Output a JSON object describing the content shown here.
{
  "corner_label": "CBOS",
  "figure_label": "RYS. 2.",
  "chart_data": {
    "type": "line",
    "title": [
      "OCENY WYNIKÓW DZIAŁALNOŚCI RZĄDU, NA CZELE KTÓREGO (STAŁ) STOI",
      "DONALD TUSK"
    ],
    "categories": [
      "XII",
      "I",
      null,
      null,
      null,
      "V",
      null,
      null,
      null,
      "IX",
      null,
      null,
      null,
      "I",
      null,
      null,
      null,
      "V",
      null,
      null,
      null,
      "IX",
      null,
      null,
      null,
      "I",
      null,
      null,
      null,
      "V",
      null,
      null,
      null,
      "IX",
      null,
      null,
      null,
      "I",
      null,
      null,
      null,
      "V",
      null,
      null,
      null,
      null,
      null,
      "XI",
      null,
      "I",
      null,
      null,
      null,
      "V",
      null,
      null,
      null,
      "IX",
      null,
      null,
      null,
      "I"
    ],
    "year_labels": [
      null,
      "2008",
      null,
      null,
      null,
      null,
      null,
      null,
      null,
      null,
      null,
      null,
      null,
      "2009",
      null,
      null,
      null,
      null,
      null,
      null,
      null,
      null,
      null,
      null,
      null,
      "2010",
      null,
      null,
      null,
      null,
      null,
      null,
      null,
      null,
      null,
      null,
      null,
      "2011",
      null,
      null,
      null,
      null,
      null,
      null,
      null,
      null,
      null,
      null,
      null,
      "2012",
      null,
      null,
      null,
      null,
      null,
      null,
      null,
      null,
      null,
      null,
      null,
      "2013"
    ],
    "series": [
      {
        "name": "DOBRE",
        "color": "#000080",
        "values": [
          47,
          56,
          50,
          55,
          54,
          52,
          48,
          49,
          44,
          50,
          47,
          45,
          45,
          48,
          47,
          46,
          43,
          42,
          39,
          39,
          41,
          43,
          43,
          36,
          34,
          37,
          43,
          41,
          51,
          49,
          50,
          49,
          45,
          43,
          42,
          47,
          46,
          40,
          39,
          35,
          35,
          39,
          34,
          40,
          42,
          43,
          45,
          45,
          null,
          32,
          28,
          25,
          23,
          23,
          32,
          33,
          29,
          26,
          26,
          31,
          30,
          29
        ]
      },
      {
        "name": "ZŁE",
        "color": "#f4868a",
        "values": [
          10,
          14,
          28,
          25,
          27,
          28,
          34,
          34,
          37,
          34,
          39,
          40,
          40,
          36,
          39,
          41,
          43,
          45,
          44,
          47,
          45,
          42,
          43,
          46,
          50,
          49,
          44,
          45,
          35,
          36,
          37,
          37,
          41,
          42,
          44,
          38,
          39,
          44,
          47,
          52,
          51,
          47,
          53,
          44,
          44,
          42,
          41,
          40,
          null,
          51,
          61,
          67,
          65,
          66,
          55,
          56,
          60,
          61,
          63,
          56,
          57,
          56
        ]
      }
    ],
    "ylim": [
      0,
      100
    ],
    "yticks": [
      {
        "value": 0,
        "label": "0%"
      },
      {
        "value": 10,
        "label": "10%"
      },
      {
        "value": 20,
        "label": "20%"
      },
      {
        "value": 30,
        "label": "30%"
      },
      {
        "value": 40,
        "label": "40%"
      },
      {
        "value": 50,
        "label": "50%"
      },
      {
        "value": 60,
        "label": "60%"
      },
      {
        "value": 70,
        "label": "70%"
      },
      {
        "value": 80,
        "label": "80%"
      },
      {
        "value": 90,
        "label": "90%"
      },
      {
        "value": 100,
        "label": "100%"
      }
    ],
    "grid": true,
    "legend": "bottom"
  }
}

++++++++++

§ Work to be completed: Each record above must be given again exactly.

§ Response to this task:
Output a JSON object describing the content shown here.
{
  "corner_label": "CBOS",
  "figure_label": "RYS. 2.",
  "chart_data": {
    "type": "line",
    "title": [
      "OCENY WYNIKÓW DZIAŁALNOŚCI RZĄDU, NA CZELE KTÓREGO (STAŁ) STOI",
      "DONALD TUSK"
    ],
    "categories": [
      "XII",
      "I",
      null,
      null,
      null,
      "V",
      null,
      null,
      null,
      "IX",
      null,
      null,
      null,
      "I",
      null,
      null,
      null,
      "V",
      null,
      null,
      null,
      "IX",
      null,
      null,
      null,
      "I",
      null,
      null,
      null,
      "V",
      null,
      null,
      null,
      "IX",
      null,
      null,
      null,
      "I",
      null,
      null,
      null,
      "V",
      null,
      null,
      null,
      null,
      null,
      "XI",
      null,
      "I",
      null,
      null,
      null,
      "V",
      null,
      null,
      null,
      "IX",
      null,
      null,
      null,
      "I"
    ],
    "year_labels": [
      null,
      "2008",
      null,
      null,
      null,
      null,
      null,
      null,
      null,
      null,
      null,
      null,
      null,
      "2009",
      null,
      null,
      null,
      null,
      null,
      null,
      null,
      null,
      null,
      null,
      null,
      "2010",
      null,
      null,
      null,
      null,
      null,
      null,
      null,
      null,
      null,
      null,
      null,
      "2011",
      null,
      null,
      null,
      null,
      null,
      null,
      null,
      null,
      null,
      null,
      null,
      "2012",
      null,
      null,
      null,
      null,
      null,
      null,
      null,
      null,
      null,
      null,
      null,
      "2013"
    ],
    "series": [
      {
        "name": "DOBRE",
        "color": "#000080",
        "values": [
          47,
          56,
          50,
          55,
          54,
          52,
          48,
          49,
          44,
          50,
          47,
          45,
          45,
          48,
          47,
          46,
          43,
          42,
          39,
          39,
          41,
          43,
          43,
          36,
          34,
          37,
          43,
          41,
          51,
          49,
          50,
          49,
          45,
          43,
          42,
          47,
          46,
          40,
          39,
          35,
          35,
          39,
          34,
          40,
          42,
          43,
          45,
          45,
          null,
          32,
          28,
          25,
          23,
          23,
          32,
          33,
          29,
          26,
          26,
          31,
          30,
          29
        ]
      },
      {
        "name": "ZŁE",
        "color": "#f4868a",
        "values": [
          10,
          14,
          28,
          25,
          27,
          28,
          34,
          34,
          37,
          34,
          39,
          40,
          40,
          36,
          39,
          41,
          43,
          45,
          44,
          47,
          45,
          42,
          43,
          46,
          50,
          49,
          44,
          45,
          35,
          36,
          37,
          37,
          41,
          42,
          44,
          38,
          39,
          44,
          47,
          52,
          51,
          47,
          53,
          44,
          44,
          42,
          41,
          40,
          null,
          51,
          61,
          67,
          65,
          66,
          55,
          56,
          60,
          61,
          63,
          56,
          57,
          56
        ]
      }
    ],
    "ylim": [
      0,
      100
    ],
    "yticks": [
      {
        "value": 0,
        "label": "0%"
      },
      {
        "value": 10,
        "label": "10%"
      },
      {
        "value": 20,
        "label": "20%"
      },
      {
        "value": 30,
        "label": "30%"
      },
      {
        "value": 40,
        "label": "40%"
      },
      {
        "value": 50,
        "label": "50%"
      },
      {
        "value": 60,
        "label": "60%"
      },
      {
        "value": 70,
        "label": "70%"
      },
      {
        "value": 80,
        "label": "80%"
      },
      {
        "value": 90,
        "label": "90%"
      },
      {
        "value": 100,
        "label": "100%"
      }
    ],
    "grid": true,
    "legend": "bottom"
  }
}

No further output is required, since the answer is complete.